Lines of data:
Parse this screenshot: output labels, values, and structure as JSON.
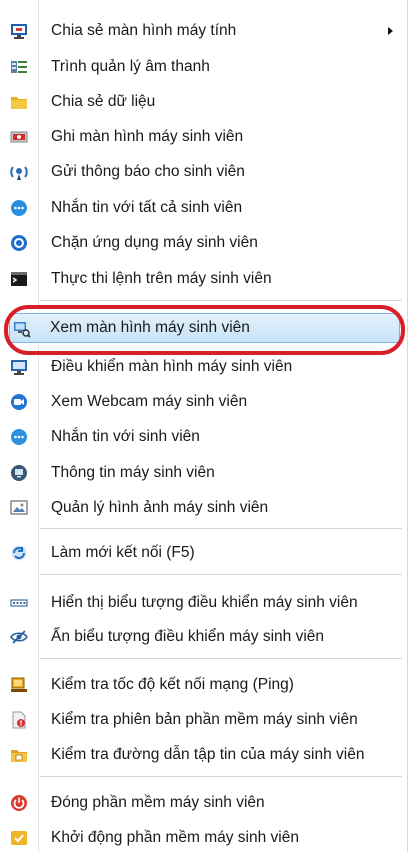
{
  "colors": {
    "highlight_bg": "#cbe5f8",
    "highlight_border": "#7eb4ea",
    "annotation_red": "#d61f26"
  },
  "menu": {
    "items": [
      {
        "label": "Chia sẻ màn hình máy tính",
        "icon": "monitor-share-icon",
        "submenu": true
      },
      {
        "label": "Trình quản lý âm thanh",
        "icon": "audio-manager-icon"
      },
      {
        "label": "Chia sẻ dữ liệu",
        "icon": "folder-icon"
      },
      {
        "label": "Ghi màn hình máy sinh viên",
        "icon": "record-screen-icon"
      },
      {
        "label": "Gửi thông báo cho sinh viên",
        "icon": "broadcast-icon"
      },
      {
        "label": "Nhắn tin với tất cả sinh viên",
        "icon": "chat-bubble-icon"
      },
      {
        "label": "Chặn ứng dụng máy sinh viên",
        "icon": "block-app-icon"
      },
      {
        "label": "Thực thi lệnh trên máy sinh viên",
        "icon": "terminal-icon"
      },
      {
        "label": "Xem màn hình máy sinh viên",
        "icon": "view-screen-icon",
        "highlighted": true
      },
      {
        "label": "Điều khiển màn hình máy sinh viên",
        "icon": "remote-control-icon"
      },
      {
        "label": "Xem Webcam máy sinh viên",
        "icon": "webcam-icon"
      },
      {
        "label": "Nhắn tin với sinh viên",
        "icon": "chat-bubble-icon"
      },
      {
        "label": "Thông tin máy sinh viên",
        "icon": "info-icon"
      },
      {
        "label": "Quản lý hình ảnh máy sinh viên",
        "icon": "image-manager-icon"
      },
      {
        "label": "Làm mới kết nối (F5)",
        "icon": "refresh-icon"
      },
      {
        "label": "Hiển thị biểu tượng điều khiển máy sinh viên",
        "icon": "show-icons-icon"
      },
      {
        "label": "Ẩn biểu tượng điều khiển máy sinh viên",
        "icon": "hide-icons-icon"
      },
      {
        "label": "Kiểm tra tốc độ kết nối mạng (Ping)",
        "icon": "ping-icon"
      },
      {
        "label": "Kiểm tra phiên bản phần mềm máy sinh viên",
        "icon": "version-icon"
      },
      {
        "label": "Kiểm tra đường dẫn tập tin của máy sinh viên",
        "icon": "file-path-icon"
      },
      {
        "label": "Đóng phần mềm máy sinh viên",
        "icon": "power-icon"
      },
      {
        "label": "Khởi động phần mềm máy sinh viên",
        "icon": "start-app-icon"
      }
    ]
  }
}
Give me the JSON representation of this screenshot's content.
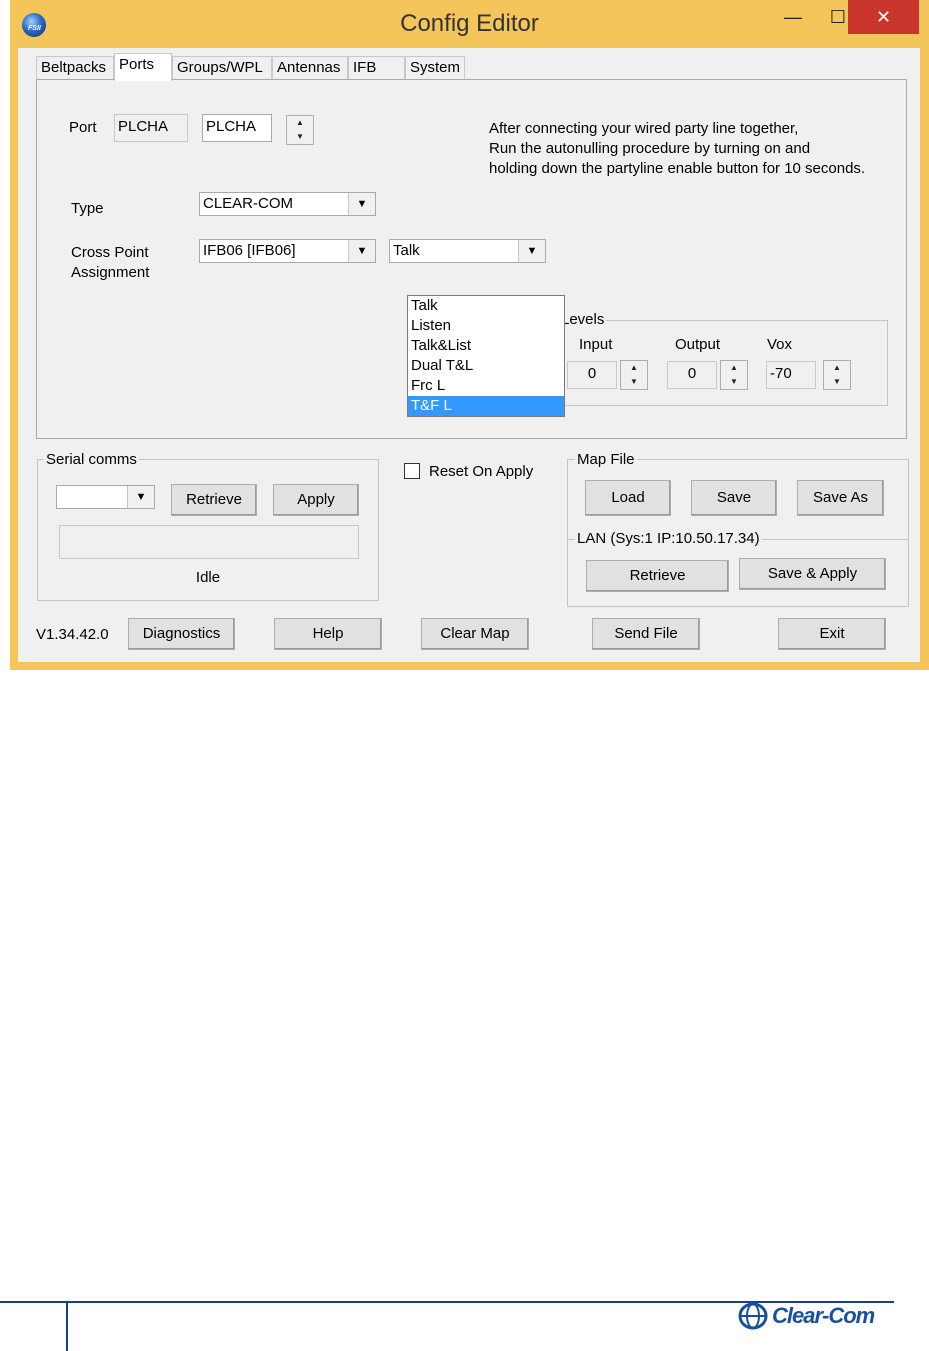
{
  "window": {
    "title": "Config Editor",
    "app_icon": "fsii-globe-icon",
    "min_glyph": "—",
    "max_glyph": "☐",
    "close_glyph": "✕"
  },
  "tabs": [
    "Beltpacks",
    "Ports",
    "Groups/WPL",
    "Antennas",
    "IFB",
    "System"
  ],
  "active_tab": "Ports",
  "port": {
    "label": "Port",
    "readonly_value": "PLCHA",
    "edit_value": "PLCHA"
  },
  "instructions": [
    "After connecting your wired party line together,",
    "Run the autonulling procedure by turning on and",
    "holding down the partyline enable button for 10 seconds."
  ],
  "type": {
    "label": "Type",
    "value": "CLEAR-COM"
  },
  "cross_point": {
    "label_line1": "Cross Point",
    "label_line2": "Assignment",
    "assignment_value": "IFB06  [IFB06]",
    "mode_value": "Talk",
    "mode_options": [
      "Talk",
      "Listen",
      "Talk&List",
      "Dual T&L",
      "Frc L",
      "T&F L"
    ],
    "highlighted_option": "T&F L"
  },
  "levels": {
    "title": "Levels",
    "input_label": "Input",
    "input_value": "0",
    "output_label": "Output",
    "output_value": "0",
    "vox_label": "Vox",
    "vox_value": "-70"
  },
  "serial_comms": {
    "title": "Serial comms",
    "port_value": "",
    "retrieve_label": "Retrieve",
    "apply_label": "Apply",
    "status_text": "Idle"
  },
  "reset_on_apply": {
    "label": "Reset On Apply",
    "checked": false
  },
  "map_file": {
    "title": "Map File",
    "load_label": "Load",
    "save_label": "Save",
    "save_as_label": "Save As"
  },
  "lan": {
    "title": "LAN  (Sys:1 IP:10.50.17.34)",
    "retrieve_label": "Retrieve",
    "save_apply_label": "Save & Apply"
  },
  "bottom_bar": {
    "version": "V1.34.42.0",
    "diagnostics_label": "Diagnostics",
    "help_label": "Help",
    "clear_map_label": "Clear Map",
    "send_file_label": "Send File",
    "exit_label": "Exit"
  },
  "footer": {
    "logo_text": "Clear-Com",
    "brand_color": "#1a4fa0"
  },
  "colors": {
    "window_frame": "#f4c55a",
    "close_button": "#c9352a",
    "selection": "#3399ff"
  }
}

• _SHORT EXERCISE_:
Transcribe the records above verbatim. Do not carry over any picture.

• _ANSWER TO THIS TASK_:
Parse this screenshot: output labels, values, and structure as JSON.
{
  "colors": {
    "highlight_bg": "#cbe5f8",
    "highlight_border": "#7eb4ea",
    "annotation_red": "#d61f26"
  },
  "menu": {
    "items": [
      {
        "label": "Chia sẻ màn hình máy tính",
        "icon": "monitor-share-icon",
        "submenu": true
      },
      {
        "label": "Trình quản lý âm thanh",
        "icon": "audio-manager-icon"
      },
      {
        "label": "Chia sẻ dữ liệu",
        "icon": "folder-icon"
      },
      {
        "label": "Ghi màn hình máy sinh viên",
        "icon": "record-screen-icon"
      },
      {
        "label": "Gửi thông báo cho sinh viên",
        "icon": "broadcast-icon"
      },
      {
        "label": "Nhắn tin với tất cả sinh viên",
        "icon": "chat-bubble-icon"
      },
      {
        "label": "Chặn ứng dụng máy sinh viên",
        "icon": "block-app-icon"
      },
      {
        "label": "Thực thi lệnh trên máy sinh viên",
        "icon": "terminal-icon"
      },
      {
        "label": "Xem màn hình máy sinh viên",
        "icon": "view-screen-icon",
        "highlighted": true
      },
      {
        "label": "Điều khiển màn hình máy sinh viên",
        "icon": "remote-control-icon"
      },
      {
        "label": "Xem Webcam máy sinh viên",
        "icon": "webcam-icon"
      },
      {
        "label": "Nhắn tin với sinh viên",
        "icon": "chat-bubble-icon"
      },
      {
        "label": "Thông tin máy sinh viên",
        "icon": "info-icon"
      },
      {
        "label": "Quản lý hình ảnh máy sinh viên",
        "icon": "image-manager-icon"
      },
      {
        "label": "Làm mới kết nối (F5)",
        "icon": "refresh-icon"
      },
      {
        "label": "Hiển thị biểu tượng điều khiển máy sinh viên",
        "icon": "show-icons-icon"
      },
      {
        "label": "Ẩn biểu tượng điều khiển máy sinh viên",
        "icon": "hide-icons-icon"
      },
      {
        "label": "Kiểm tra tốc độ kết nối mạng (Ping)",
        "icon": "ping-icon"
      },
      {
        "label": "Kiểm tra phiên bản phần mềm máy sinh viên",
        "icon": "version-icon"
      },
      {
        "label": "Kiểm tra đường dẫn tập tin của máy sinh viên",
        "icon": "file-path-icon"
      },
      {
        "label": "Đóng phần mềm máy sinh viên",
        "icon": "power-icon"
      },
      {
        "label": "Khởi động phần mềm máy sinh viên",
        "icon": "start-app-icon"
      }
    ]
  }
}
Give me the JSON representation of this screenshot's content.
{
  "window": {
    "title": "Config Editor",
    "app_icon": "fsii-globe-icon",
    "min_glyph": "—",
    "max_glyph": "☐",
    "close_glyph": "✕"
  },
  "tabs": [
    "Beltpacks",
    "Ports",
    "Groups/WPL",
    "Antennas",
    "IFB",
    "System"
  ],
  "active_tab": "Ports",
  "port": {
    "label": "Port",
    "readonly_value": "PLCHA",
    "edit_value": "PLCHA"
  },
  "instructions": [
    "After connecting your wired party line together,",
    "Run the autonulling procedure by turning on and",
    "holding down the partyline enable button for 10 seconds."
  ],
  "type": {
    "label": "Type",
    "value": "CLEAR-COM"
  },
  "cross_point": {
    "label_line1": "Cross Point",
    "label_line2": "Assignment",
    "assignment_value": "IFB06  [IFB06]",
    "mode_value": "Talk",
    "mode_options": [
      "Talk",
      "Listen",
      "Talk&List",
      "Dual T&L",
      "Frc L",
      "T&F L"
    ],
    "highlighted_option": "T&F L"
  },
  "levels": {
    "title": "Levels",
    "input_label": "Input",
    "input_value": "0",
    "output_label": "Output",
    "output_value": "0",
    "vox_label": "Vox",
    "vox_value": "-70"
  },
  "serial_comms": {
    "title": "Serial comms",
    "port_value": "",
    "retrieve_label": "Retrieve",
    "apply_label": "Apply",
    "status_text": "Idle"
  },
  "reset_on_apply": {
    "label": "Reset On Apply",
    "checked": false
  },
  "map_file": {
    "title": "Map File",
    "load_label": "Load",
    "save_label": "Save",
    "save_as_label": "Save As"
  },
  "lan": {
    "title": "LAN  (Sys:1 IP:10.50.17.34)",
    "retrieve_label": "Retrieve",
    "save_apply_label": "Save & Apply"
  },
  "bottom_bar": {
    "version": "V1.34.42.0",
    "diagnostics_label": "Diagnostics",
    "help_label": "Help",
    "clear_map_label": "Clear Map",
    "send_file_label": "Send File",
    "exit_label": "Exit"
  },
  "footer": {
    "logo_text": "Clear-Com",
    "brand_color": "#1a4fa0"
  },
  "colors": {
    "window_frame": "#f4c55a",
    "close_button": "#c9352a",
    "selection": "#3399ff"
  }
}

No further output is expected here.